Data tied to figure images
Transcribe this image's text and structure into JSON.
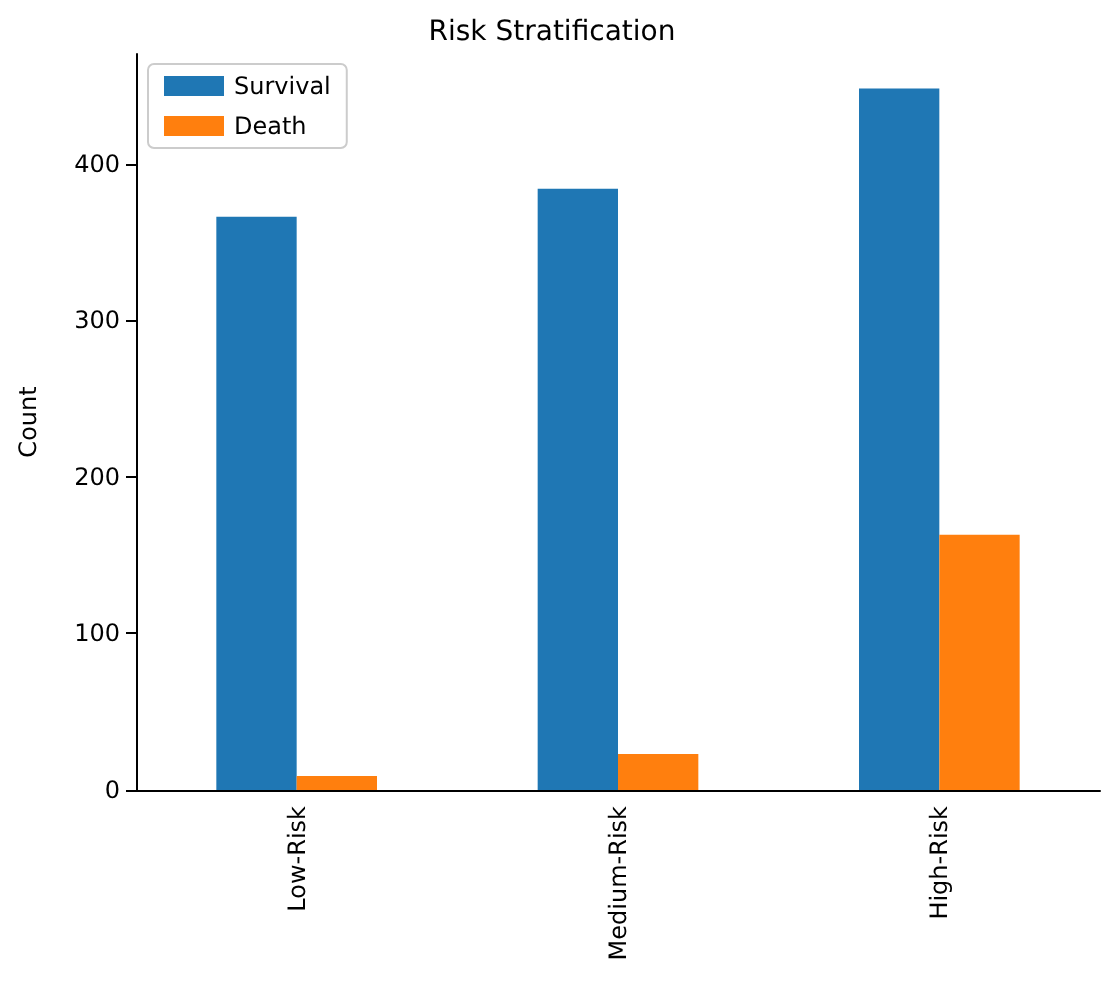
{
  "chart_data": {
    "type": "bar",
    "title": "Risk Stratification",
    "ylabel": "Count",
    "categories": [
      "Low-Risk",
      "Medium-Risk",
      "High-Risk"
    ],
    "series": [
      {
        "name": "Survival",
        "color": "#1f77b4",
        "values": [
          366,
          384,
          448
        ]
      },
      {
        "name": "Death",
        "color": "#ff7f0e",
        "values": [
          9,
          23,
          163
        ]
      }
    ],
    "ylim": [
      0,
      470
    ],
    "yticks": [
      0,
      100,
      200,
      300,
      400
    ],
    "grid": false,
    "legend": "top left"
  }
}
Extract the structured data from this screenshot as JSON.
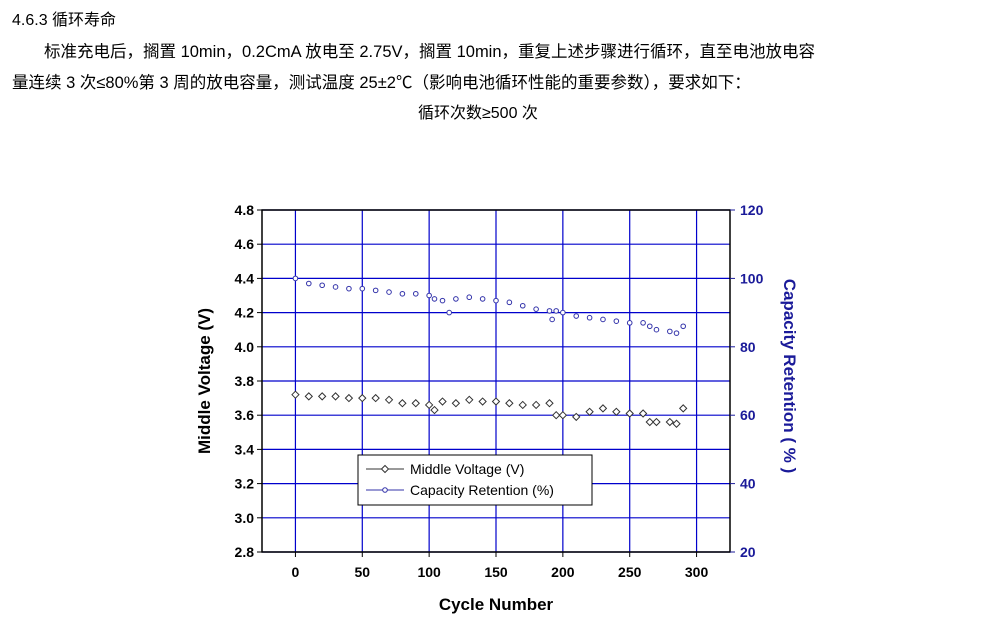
{
  "section": {
    "heading": "4.6.3 循环寿命",
    "para_line1": "标准充电后，搁置 10min，0.2CmA 放电至 2.75V，搁置 10min，重复上述步骤进行循环，直至电池放电容",
    "para_line2": "量连续 3 次≤80%第 3 周的放电容量，测试温度 25±2℃（影响电池循环性能的重要参数），要求如下：",
    "requirement": "循环次数≥500 次"
  },
  "colors": {
    "grid": "#0000cc",
    "right_axis": "#1a1a99",
    "capacity": "#3333aa",
    "voltage": "#333333"
  },
  "chart_data": {
    "type": "scatter",
    "xlabel": "Cycle Number",
    "ylabel": "Middle Voltage (V)",
    "y2label": "Capacity Retention ( % )",
    "xlim": [
      -25,
      325
    ],
    "ylim": [
      2.8,
      4.8
    ],
    "y2lim": [
      20,
      120
    ],
    "xticks": [
      0,
      50,
      100,
      150,
      200,
      250,
      300
    ],
    "yticks": [
      "2.8",
      "3.0",
      "3.2",
      "3.4",
      "3.6",
      "3.8",
      "4.0",
      "4.2",
      "4.4",
      "4.6",
      "4.8"
    ],
    "y2ticks": [
      20,
      40,
      60,
      80,
      100,
      120
    ],
    "grid": true,
    "legend": "center-bottom",
    "series": [
      {
        "name": "Middle Voltage (V)",
        "axis": "left",
        "marker": "diamond",
        "x": [
          0,
          10,
          20,
          30,
          40,
          50,
          60,
          70,
          80,
          90,
          100,
          104,
          110,
          120,
          130,
          140,
          150,
          160,
          170,
          180,
          190,
          195,
          200,
          210,
          220,
          230,
          240,
          250,
          260,
          265,
          270,
          280,
          285,
          290
        ],
        "y": [
          3.72,
          3.71,
          3.71,
          3.71,
          3.7,
          3.7,
          3.7,
          3.69,
          3.67,
          3.67,
          3.66,
          3.63,
          3.68,
          3.67,
          3.69,
          3.68,
          3.68,
          3.67,
          3.66,
          3.66,
          3.67,
          3.6,
          3.6,
          3.59,
          3.62,
          3.64,
          3.62,
          3.61,
          3.61,
          3.56,
          3.56,
          3.56,
          3.55,
          3.64
        ]
      },
      {
        "name": "Capacity Retention (%)",
        "axis": "right",
        "marker": "circle",
        "x": [
          0,
          10,
          20,
          30,
          40,
          50,
          60,
          70,
          80,
          90,
          100,
          104,
          110,
          115,
          120,
          130,
          140,
          150,
          160,
          170,
          180,
          190,
          192,
          195,
          200,
          210,
          220,
          230,
          240,
          250,
          260,
          265,
          270,
          280,
          285,
          290
        ],
        "y": [
          100,
          98.5,
          98,
          97.5,
          97,
          97,
          96.5,
          96,
          95.5,
          95.5,
          95,
          94,
          93.5,
          90,
          94,
          94.5,
          94,
          93.5,
          93,
          92,
          91,
          90.5,
          88,
          90.5,
          90,
          89,
          88.5,
          88,
          87.5,
          87,
          87,
          86,
          85,
          84.5,
          84,
          86
        ]
      }
    ]
  }
}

## Task goal
Copy each line of the records containing the string "Middle".

## Reply to the exercise
    "ylabel": "Middle Voltage (V)",
        "name": "Middle Voltage (V)",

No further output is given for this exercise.